- _What is being asked_: In the entries that follow, identify the line containing "Convert this document image to plain text." and return it together with all later lines, exactly as they appear.
>> START
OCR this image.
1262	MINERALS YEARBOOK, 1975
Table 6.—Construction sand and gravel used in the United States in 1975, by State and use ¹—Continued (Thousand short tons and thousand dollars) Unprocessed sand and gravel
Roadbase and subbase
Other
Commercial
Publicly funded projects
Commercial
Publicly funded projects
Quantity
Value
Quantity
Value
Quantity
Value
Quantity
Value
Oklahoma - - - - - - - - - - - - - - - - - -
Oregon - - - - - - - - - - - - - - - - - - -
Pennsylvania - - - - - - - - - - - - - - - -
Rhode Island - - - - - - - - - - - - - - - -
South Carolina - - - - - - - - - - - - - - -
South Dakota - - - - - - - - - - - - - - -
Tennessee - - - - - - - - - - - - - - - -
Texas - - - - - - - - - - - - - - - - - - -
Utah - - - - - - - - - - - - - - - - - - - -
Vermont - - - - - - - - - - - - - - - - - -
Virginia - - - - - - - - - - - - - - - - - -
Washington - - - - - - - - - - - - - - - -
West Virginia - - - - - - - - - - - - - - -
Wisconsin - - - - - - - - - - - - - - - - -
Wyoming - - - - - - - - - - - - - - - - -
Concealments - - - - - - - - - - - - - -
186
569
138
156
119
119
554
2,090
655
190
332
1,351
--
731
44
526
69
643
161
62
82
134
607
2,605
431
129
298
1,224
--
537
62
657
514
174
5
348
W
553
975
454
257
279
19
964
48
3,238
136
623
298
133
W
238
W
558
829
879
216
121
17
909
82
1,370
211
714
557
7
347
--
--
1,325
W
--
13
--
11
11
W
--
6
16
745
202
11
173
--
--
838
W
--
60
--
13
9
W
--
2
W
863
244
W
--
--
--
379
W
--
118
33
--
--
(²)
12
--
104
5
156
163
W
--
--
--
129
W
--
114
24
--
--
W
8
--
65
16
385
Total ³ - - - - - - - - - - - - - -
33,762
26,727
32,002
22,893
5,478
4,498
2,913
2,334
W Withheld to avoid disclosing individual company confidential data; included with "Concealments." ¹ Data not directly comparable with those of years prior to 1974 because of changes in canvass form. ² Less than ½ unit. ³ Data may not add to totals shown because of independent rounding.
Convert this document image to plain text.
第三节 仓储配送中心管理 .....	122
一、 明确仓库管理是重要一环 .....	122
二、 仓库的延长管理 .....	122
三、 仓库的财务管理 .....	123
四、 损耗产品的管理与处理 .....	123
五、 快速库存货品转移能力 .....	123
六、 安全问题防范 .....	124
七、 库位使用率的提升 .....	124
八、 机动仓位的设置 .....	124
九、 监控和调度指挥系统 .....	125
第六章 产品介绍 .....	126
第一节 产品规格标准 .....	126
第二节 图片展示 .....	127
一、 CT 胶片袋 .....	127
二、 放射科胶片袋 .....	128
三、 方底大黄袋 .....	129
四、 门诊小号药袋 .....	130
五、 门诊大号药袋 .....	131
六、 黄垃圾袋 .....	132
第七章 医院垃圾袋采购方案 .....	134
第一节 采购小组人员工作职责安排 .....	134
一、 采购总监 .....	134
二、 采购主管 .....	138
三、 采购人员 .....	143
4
>> END
- _Written reply_:
Convert this document image to plain text.
第三节 仓储配送中心管理 .....	122
一、 明确仓库管理是重要一环 .....	122
二、 仓库的延长管理 .....	122
三、 仓库的财务管理 .....	123
四、 损耗产品的管理与处理 .....	123
五、 快速库存货品转移能力 .....	123
六、 安全问题防范 .....	124
七、 库位使用率的提升 .....	124
八、 机动仓位的设置 .....	124
九、 监控和调度指挥系统 .....	125
第六章 产品介绍 .....	126
第一节 产品规格标准 .....	126
第二节 图片展示 .....	127
一、 CT 胶片袋 .....	127
二、 放射科胶片袋 .....	128
三、 方底大黄袋 .....	129
四、 门诊小号药袋 .....	130
五、 门诊大号药袋 .....	131
六、 黄垃圾袋 .....	132
第七章 医院垃圾袋采购方案 .....	134
第一节 采购小组人员工作职责安排 .....	134
一、 采购总监 .....	134
二、 采购主管 .....	138
三、 采购人员 .....	143
4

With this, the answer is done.